> TASK DIRECTIONS
Reproduce every entry that follows word for word, but omit the images.

> TASK INPUTS
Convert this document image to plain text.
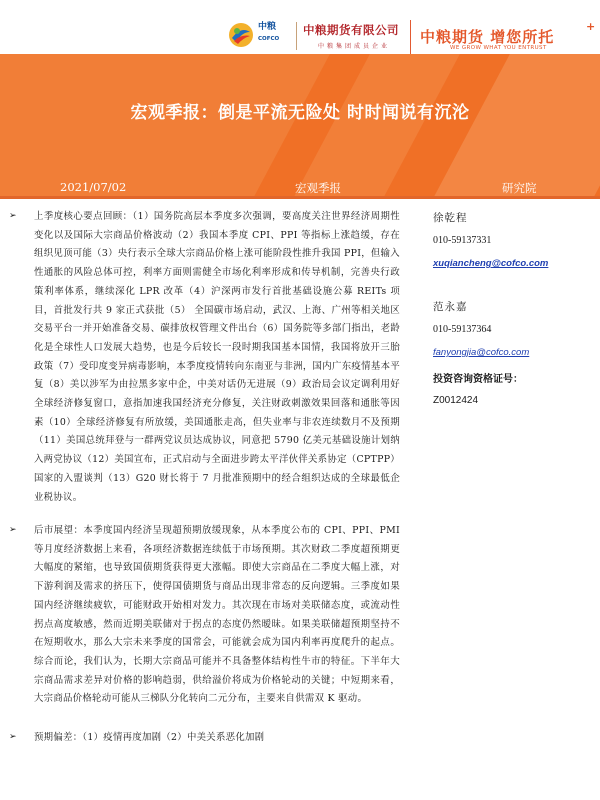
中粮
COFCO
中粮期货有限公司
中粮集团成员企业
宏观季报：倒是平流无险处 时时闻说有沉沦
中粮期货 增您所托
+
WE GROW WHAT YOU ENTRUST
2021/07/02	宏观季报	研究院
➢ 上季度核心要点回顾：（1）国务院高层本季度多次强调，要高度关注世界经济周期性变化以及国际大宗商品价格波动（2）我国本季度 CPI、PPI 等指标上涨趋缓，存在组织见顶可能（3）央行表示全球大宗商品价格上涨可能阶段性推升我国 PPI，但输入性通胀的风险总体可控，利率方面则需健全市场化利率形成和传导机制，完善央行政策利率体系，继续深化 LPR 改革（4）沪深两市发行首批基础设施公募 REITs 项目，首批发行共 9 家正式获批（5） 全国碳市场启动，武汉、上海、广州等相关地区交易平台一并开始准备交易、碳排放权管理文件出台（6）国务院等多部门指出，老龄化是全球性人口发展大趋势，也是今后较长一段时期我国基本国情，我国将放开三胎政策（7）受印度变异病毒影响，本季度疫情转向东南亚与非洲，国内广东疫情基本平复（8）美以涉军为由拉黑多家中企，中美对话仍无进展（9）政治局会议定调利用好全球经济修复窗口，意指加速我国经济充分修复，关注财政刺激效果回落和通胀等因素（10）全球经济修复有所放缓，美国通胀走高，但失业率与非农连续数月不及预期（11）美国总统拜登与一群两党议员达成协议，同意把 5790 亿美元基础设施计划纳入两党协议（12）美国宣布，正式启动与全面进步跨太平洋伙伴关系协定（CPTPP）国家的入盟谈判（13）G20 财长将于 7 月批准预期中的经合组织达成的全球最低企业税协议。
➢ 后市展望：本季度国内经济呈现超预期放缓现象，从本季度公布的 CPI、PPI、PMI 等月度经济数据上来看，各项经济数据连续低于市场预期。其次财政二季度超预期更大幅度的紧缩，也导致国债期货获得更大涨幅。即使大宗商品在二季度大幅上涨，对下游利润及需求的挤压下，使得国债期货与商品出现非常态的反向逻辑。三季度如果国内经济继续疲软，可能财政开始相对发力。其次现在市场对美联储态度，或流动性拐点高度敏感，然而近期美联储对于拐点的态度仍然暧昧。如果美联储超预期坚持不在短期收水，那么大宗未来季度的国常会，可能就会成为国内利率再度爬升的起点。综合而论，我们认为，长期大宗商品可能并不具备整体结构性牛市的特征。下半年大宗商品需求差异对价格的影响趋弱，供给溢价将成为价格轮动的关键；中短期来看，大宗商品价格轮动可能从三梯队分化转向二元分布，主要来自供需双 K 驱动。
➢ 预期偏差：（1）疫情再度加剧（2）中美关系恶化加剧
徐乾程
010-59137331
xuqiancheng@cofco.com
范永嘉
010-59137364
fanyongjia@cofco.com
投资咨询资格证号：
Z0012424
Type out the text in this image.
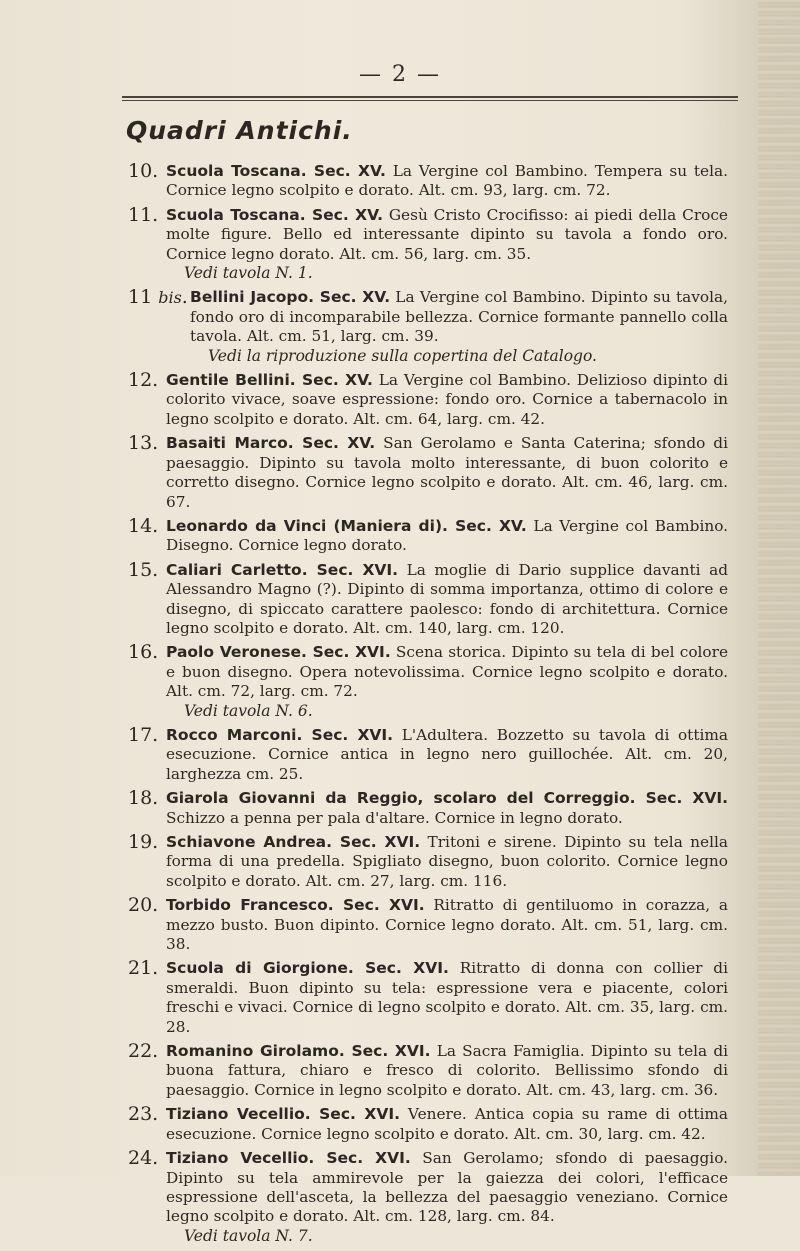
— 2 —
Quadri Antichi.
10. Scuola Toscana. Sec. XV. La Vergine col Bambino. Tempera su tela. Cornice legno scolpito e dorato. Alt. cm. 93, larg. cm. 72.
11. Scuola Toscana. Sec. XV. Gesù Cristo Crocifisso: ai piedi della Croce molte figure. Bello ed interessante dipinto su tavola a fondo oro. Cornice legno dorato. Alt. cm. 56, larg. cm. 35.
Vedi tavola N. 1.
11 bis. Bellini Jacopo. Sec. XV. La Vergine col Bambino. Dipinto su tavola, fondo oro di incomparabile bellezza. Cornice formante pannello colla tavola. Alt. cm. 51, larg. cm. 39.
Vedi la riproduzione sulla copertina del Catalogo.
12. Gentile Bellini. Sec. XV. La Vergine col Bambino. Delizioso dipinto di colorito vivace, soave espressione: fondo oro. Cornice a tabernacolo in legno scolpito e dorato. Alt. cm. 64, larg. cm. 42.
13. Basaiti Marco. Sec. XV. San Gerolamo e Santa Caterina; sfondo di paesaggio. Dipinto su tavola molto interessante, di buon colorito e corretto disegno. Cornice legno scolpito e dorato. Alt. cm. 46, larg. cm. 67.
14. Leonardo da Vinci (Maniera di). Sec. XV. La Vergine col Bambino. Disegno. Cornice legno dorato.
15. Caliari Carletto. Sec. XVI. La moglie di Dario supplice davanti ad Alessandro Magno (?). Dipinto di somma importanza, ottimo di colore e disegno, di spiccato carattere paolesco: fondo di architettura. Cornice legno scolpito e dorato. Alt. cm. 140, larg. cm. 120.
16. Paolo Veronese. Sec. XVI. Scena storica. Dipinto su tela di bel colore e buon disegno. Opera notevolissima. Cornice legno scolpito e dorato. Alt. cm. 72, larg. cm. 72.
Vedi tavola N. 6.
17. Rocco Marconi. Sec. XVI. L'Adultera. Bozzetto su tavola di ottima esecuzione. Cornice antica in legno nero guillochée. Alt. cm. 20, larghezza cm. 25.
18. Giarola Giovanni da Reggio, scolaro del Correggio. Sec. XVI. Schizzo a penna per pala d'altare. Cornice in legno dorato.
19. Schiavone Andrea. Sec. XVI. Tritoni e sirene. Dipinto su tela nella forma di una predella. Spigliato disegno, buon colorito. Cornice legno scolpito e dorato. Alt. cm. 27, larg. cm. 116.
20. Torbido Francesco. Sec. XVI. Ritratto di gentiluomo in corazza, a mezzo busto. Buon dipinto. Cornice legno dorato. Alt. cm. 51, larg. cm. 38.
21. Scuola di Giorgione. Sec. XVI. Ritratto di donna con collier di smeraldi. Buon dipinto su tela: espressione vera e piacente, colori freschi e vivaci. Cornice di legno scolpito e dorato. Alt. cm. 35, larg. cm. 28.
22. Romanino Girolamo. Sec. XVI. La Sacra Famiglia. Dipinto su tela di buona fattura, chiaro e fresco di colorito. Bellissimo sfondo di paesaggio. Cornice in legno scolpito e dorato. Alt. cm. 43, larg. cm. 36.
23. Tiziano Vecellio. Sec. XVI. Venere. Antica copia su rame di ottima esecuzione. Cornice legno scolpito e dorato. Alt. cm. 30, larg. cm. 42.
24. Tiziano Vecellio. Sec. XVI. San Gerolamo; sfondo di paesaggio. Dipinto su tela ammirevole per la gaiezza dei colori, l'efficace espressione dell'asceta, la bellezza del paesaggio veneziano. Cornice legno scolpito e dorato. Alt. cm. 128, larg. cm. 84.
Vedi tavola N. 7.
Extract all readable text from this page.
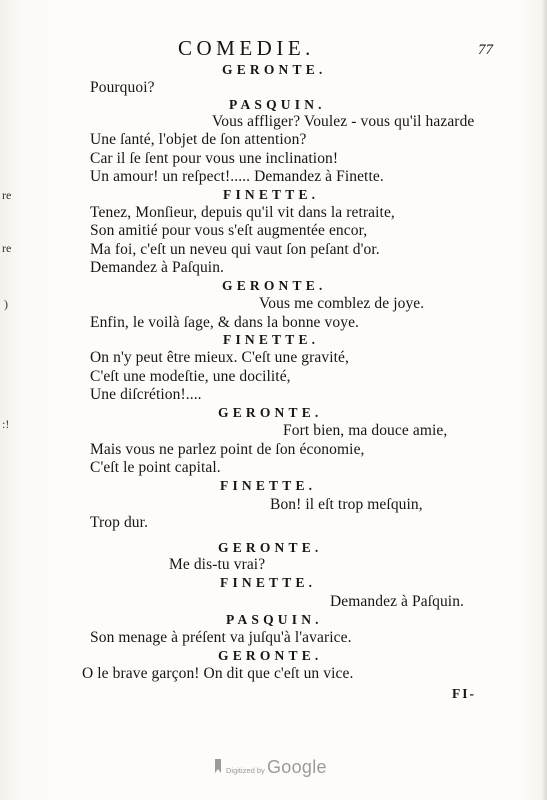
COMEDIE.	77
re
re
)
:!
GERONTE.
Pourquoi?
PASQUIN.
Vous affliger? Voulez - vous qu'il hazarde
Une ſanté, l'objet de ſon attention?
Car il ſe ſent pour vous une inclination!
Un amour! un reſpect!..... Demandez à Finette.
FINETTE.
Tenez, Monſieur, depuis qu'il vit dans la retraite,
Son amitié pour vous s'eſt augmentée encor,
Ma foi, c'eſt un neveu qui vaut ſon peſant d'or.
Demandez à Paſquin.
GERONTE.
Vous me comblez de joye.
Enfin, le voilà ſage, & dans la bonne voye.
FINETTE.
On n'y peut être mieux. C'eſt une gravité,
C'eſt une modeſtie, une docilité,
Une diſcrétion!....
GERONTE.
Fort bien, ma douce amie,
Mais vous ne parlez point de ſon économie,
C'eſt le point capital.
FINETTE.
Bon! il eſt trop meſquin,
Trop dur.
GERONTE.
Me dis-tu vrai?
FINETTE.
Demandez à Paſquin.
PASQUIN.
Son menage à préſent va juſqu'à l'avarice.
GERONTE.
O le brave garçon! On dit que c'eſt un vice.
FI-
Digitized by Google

> SOLUTION FOR THIS PROBLEM
Convert this document image to plain text.
中粮
COFCO
中粮期货有限公司
中粮集团成员企业
宏观季报：倒是平流无险处 时时闻说有沉沦
中粮期货 增您所托
+
WE GROW WHAT YOU ENTRUST
2021/07/02	宏观季报	研究院
➢ 上季度核心要点回顾：（1）国务院高层本季度多次强调，要高度关注世界经济周期性变化以及国际大宗商品价格波动（2）我国本季度 CPI、PPI 等指标上涨趋缓，存在组织见顶可能（3）央行表示全球大宗商品价格上涨可能阶段性推升我国 PPI，但输入性通胀的风险总体可控，利率方面则需健全市场化利率形成和传导机制，完善央行政策利率体系，继续深化 LPR 改革（4）沪深两市发行首批基础设施公募 REITs 项目，首批发行共 9 家正式获批（5） 全国碳市场启动，武汉、上海、广州等相关地区交易平台一并开始准备交易、碳排放权管理文件出台（6）国务院等多部门指出，老龄化是全球性人口发展大趋势，也是今后较长一段时期我国基本国情，我国将放开三胎政策（7）受印度变异病毒影响，本季度疫情转向东南亚与非洲，国内广东疫情基本平复（8）美以涉军为由拉黑多家中企，中美对话仍无进展（9）政治局会议定调利用好全球经济修复窗口，意指加速我国经济充分修复，关注财政刺激效果回落和通胀等因素（10）全球经济修复有所放缓，美国通胀走高，但失业率与非农连续数月不及预期（11）美国总统拜登与一群两党议员达成协议，同意把 5790 亿美元基础设施计划纳入两党协议（12）美国宣布，正式启动与全面进步跨太平洋伙伴关系协定（CPTPP）国家的入盟谈判（13）G20 财长将于 7 月批准预期中的经合组织达成的全球最低企业税协议。
➢ 后市展望：本季度国内经济呈现超预期放缓现象，从本季度公布的 CPI、PPI、PMI 等月度经济数据上来看，各项经济数据连续低于市场预期。其次财政二季度超预期更大幅度的紧缩，也导致国债期货获得更大涨幅。即使大宗商品在二季度大幅上涨，对下游利润及需求的挤压下，使得国债期货与商品出现非常态的反向逻辑。三季度如果国内经济继续疲软，可能财政开始相对发力。其次现在市场对美联储态度，或流动性拐点高度敏感，然而近期美联储对于拐点的态度仍然暧昧。如果美联储超预期坚持不在短期收水，那么大宗未来季度的国常会，可能就会成为国内利率再度爬升的起点。综合而论，我们认为，长期大宗商品可能并不具备整体结构性牛市的特征。下半年大宗商品需求差异对价格的影响趋弱，供给溢价将成为价格轮动的关键；中短期来看，大宗商品价格轮动可能从三梯队分化转向二元分布，主要来自供需双 K 驱动。
➢ 预期偏差：（1）疫情再度加剧（2）中美关系恶化加剧
徐乾程
010-59137331
xuqiancheng@cofco.com
范永嘉
010-59137364
fanyongjia@cofco.com
投资咨询资格证号：
Z0012424
Type out the text in this image.
— 2 —
Quadri Antichi.
10. Scuola Toscana. Sec. XV. La Vergine col Bambino. Tempera su tela. Cornice legno scolpito e dorato. Alt. cm. 93, larg. cm. 72.
11. Scuola Toscana. Sec. XV. Gesù Cristo Crocifisso: ai piedi della Croce molte figure. Bello ed interessante dipinto su tavola a fondo oro. Cornice legno dorato. Alt. cm. 56, larg. cm. 35.
Vedi tavola N. 1.
11 bis. Bellini Jacopo. Sec. XV. La Vergine col Bambino. Dipinto su tavola, fondo oro di incomparabile bellezza. Cornice formante pannello colla tavola. Alt. cm. 51, larg. cm. 39.
Vedi la riproduzione sulla copertina del Catalogo.
12. Gentile Bellini. Sec. XV. La Vergine col Bambino. Delizioso dipinto di colorito vivace, soave espressione: fondo oro. Cornice a tabernacolo in legno scolpito e dorato. Alt. cm. 64, larg. cm. 42.
13. Basaiti Marco. Sec. XV. San Gerolamo e Santa Caterina; sfondo di paesaggio. Dipinto su tavola molto interessante, di buon colorito e corretto disegno. Cornice legno scolpito e dorato. Alt. cm. 46, larg. cm. 67.
14. Leonardo da Vinci (Maniera di). Sec. XV. La Vergine col Bambino. Disegno. Cornice legno dorato.
15. Caliari Carletto. Sec. XVI. La moglie di Dario supplice davanti ad Alessandro Magno (?). Dipinto di somma importanza, ottimo di colore e disegno, di spiccato carattere paolesco: fondo di architettura. Cornice legno scolpito e dorato. Alt. cm. 140, larg. cm. 120.
16. Paolo Veronese. Sec. XVI. Scena storica. Dipinto su tela di bel colore e buon disegno. Opera notevolissima. Cornice legno scolpito e dorato. Alt. cm. 72, larg. cm. 72.
Vedi tavola N. 6.
17. Rocco Marconi. Sec. XVI. L'Adultera. Bozzetto su tavola di ottima esecuzione. Cornice antica in legno nero guillochée. Alt. cm. 20, larghezza cm. 25.
18. Giarola Giovanni da Reggio, scolaro del Correggio. Sec. XVI. Schizzo a penna per pala d'altare. Cornice in legno dorato.
19. Schiavone Andrea. Sec. XVI. Tritoni e sirene. Dipinto su tela nella forma di una predella. Spigliato disegno, buon colorito. Cornice legno scolpito e dorato. Alt. cm. 27, larg. cm. 116.
20. Torbido Francesco. Sec. XVI. Ritratto di gentiluomo in corazza, a mezzo busto. Buon dipinto. Cornice legno dorato. Alt. cm. 51, larg. cm. 38.
21. Scuola di Giorgione. Sec. XVI. Ritratto di donna con collier di smeraldi. Buon dipinto su tela: espressione vera e piacente, colori freschi e vivaci. Cornice di legno scolpito e dorato. Alt. cm. 35, larg. cm. 28.
22. Romanino Girolamo. Sec. XVI. La Sacra Famiglia. Dipinto su tela di buona fattura, chiaro e fresco di colorito. Bellissimo sfondo di paesaggio. Cornice in legno scolpito e dorato. Alt. cm. 43, larg. cm. 36.
23. Tiziano Vecellio. Sec. XVI. Venere. Antica copia su rame di ottima esecuzione. Cornice legno scolpito e dorato. Alt. cm. 30, larg. cm. 42.
24. Tiziano Vecellio. Sec. XVI. San Gerolamo; sfondo di paesaggio. Dipinto su tela ammirevole per la gaiezza dei colori, l'efficace espressione dell'asceta, la bellezza del paesaggio veneziano. Cornice legno scolpito e dorato. Alt. cm. 128, larg. cm. 84.
Vedi tavola N. 7.
Extract all readable text from this page.
COMEDIE.	77
re
re
)
:!
GERONTE.
Pourquoi?
PASQUIN.
Vous affliger? Voulez - vous qu'il hazarde
Une ſanté, l'objet de ſon attention?
Car il ſe ſent pour vous une inclination!
Un amour! un reſpect!..... Demandez à Finette.
FINETTE.
Tenez, Monſieur, depuis qu'il vit dans la retraite,
Son amitié pour vous s'eſt augmentée encor,
Ma foi, c'eſt un neveu qui vaut ſon peſant d'or.
Demandez à Paſquin.
GERONTE.
Vous me comblez de joye.
Enfin, le voilà ſage, & dans la bonne voye.
FINETTE.
On n'y peut être mieux. C'eſt une gravité,
C'eſt une modeſtie, une docilité,
Une diſcrétion!....
GERONTE.
Fort bien, ma douce amie,
Mais vous ne parlez point de ſon économie,
C'eſt le point capital.
FINETTE.
Bon! il eſt trop meſquin,
Trop dur.
GERONTE.
Me dis-tu vrai?
FINETTE.
Demandez à Paſquin.
PASQUIN.
Son menage à préſent va juſqu'à l'avarice.
GERONTE.
O le brave garçon! On dit que c'eſt un vice.
FI-
Digitized by Google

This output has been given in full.